Your objective
Please copy the records from the start through the line containing "bar — [651, 138, 702, 238]", swapping "legend-swatch" for "legend-patch" and leaving everything else unchanged.
■ ■ ■ ■ ■
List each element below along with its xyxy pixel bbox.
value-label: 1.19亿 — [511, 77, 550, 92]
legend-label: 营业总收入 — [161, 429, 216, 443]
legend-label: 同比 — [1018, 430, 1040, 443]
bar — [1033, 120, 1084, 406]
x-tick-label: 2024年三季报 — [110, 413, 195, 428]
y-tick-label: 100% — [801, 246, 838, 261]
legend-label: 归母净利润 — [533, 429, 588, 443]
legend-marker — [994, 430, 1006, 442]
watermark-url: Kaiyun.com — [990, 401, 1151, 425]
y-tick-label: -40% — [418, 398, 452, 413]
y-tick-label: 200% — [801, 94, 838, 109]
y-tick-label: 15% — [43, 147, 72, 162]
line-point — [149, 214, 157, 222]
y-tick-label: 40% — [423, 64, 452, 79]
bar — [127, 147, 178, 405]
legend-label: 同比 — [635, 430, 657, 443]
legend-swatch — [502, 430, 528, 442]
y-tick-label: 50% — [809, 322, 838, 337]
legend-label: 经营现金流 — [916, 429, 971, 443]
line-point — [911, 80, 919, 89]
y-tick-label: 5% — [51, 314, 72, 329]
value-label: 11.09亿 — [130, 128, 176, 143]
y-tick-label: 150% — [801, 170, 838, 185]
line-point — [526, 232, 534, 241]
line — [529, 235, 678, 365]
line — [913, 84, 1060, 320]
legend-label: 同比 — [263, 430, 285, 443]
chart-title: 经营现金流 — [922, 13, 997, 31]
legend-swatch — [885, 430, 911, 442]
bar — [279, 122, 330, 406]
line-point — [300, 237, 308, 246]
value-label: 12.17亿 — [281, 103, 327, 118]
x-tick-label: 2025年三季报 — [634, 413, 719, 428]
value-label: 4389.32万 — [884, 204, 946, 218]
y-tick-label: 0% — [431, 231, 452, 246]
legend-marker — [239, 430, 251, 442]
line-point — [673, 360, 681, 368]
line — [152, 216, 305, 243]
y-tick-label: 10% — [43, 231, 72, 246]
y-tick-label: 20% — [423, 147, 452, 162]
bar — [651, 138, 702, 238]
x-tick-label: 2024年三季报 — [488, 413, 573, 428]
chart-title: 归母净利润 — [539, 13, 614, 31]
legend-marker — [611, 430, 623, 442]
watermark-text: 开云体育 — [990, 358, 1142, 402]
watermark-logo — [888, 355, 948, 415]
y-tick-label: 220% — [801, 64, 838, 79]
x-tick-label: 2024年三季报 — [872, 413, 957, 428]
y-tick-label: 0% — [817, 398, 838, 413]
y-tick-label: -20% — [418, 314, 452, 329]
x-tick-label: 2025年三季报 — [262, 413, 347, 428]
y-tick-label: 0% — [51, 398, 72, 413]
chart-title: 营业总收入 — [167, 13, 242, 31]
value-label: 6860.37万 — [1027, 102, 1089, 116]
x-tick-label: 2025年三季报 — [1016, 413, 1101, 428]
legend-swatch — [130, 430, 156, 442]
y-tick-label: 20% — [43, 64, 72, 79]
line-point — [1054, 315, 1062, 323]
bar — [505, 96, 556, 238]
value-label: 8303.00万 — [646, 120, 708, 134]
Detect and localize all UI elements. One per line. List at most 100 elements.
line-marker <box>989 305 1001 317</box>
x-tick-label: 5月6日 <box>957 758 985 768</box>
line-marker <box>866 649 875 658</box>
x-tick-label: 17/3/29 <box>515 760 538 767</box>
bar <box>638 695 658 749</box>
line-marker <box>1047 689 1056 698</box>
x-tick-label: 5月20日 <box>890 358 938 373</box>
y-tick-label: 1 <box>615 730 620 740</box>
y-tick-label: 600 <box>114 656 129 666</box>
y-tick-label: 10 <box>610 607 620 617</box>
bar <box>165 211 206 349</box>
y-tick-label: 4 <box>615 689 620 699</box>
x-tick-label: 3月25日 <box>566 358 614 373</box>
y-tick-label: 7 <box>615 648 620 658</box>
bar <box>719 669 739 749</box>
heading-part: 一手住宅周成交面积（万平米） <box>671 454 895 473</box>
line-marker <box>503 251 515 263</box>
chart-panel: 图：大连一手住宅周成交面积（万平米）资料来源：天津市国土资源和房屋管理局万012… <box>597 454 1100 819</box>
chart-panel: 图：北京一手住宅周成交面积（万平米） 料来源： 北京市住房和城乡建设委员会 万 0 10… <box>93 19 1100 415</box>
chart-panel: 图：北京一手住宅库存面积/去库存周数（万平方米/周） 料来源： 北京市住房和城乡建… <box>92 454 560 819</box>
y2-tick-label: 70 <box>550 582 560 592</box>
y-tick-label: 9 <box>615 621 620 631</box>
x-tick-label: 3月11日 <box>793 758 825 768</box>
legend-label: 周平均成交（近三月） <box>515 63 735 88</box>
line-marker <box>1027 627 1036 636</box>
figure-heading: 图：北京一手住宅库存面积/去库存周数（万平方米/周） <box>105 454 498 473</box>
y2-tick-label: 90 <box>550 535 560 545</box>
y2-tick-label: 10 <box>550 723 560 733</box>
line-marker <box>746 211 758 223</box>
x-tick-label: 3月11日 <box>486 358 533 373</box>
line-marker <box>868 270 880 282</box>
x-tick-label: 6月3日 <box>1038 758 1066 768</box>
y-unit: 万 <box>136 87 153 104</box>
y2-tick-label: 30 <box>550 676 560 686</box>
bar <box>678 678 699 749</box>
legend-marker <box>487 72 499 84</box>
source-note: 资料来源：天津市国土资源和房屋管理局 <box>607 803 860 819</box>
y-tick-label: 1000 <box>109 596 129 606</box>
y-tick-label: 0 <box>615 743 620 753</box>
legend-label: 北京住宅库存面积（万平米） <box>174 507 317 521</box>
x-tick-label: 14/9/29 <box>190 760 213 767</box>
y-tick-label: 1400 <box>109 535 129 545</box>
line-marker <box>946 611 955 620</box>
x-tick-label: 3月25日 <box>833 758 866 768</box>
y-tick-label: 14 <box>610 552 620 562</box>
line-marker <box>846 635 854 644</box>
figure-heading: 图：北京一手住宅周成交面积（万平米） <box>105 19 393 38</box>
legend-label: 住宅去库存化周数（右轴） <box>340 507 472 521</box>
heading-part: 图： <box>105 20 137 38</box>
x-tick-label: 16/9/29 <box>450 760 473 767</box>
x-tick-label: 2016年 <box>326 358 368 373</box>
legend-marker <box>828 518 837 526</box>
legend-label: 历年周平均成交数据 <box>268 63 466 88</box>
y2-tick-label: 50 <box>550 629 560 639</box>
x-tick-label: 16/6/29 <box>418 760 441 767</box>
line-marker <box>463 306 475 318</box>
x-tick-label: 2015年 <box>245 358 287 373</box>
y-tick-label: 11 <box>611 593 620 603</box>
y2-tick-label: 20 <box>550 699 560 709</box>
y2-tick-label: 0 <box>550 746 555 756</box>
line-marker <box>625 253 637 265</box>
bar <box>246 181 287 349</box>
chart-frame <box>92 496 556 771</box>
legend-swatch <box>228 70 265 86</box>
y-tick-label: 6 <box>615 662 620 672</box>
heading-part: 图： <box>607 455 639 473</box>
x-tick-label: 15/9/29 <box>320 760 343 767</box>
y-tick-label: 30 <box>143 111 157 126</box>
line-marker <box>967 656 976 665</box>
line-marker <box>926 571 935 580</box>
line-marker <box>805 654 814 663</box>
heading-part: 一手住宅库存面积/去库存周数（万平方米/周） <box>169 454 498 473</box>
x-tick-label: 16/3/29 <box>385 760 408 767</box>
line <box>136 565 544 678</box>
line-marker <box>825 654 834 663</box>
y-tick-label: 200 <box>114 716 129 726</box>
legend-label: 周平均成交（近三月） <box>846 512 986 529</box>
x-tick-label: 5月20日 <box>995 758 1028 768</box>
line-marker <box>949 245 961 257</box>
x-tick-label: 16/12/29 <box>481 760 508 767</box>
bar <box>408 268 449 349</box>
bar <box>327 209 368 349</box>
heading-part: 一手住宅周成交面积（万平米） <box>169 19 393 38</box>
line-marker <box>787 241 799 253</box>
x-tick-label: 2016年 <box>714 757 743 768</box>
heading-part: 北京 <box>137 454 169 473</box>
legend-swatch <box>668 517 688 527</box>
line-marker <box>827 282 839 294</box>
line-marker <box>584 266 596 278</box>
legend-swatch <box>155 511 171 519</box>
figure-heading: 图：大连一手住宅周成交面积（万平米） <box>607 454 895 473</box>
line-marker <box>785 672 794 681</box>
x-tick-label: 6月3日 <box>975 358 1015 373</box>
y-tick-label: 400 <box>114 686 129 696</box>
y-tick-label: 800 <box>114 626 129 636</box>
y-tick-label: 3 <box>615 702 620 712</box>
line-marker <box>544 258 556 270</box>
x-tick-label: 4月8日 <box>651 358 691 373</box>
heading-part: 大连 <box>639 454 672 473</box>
■ ■ ■ ■ ■
Output
List each element below along with its xyxy pixel bbox.
value-label: 1.19亿 — [511, 77, 550, 92]
legend-label: 营业总收入 — [161, 429, 216, 443]
legend-label: 同比 — [1018, 430, 1040, 443]
bar — [1033, 120, 1084, 406]
x-tick-label: 2024年三季报 — [110, 413, 195, 428]
y-tick-label: 100% — [801, 246, 838, 261]
legend-label: 归母净利润 — [533, 429, 588, 443]
legend-marker — [994, 430, 1006, 442]
watermark-url: Kaiyun.com — [990, 401, 1151, 425]
y-tick-label: -40% — [418, 398, 452, 413]
y-tick-label: 200% — [801, 94, 838, 109]
y-tick-label: 15% — [43, 147, 72, 162]
line-point — [149, 214, 157, 222]
y-tick-label: 40% — [423, 64, 452, 79]
bar — [127, 147, 178, 405]
legend-label: 同比 — [635, 430, 657, 443]
legend-patch — [502, 430, 528, 442]
y-tick-label: 50% — [809, 322, 838, 337]
legend-label: 经营现金流 — [916, 429, 971, 443]
line-point — [911, 80, 919, 89]
y-tick-label: 5% — [51, 314, 72, 329]
value-label: 11.09亿 — [130, 128, 176, 143]
y-tick-label: 150% — [801, 170, 838, 185]
line-point — [526, 232, 534, 241]
line — [529, 235, 678, 365]
line — [913, 84, 1060, 320]
legend-label: 同比 — [263, 430, 285, 443]
chart-title: 经营现金流 — [922, 13, 997, 31]
legend-patch — [885, 430, 911, 442]
bar — [279, 122, 330, 406]
line-point — [300, 237, 308, 246]
value-label: 12.17亿 — [281, 103, 327, 118]
x-tick-label: 2025年三季报 — [634, 413, 719, 428]
value-label: 4389.32万 — [884, 204, 946, 218]
y-tick-label: 0% — [431, 231, 452, 246]
legend-marker — [239, 430, 251, 442]
line-point — [673, 360, 681, 368]
line — [152, 216, 305, 243]
y-tick-label: 10% — [43, 231, 72, 246]
y-tick-label: 20% — [423, 147, 452, 162]
bar — [651, 138, 702, 238]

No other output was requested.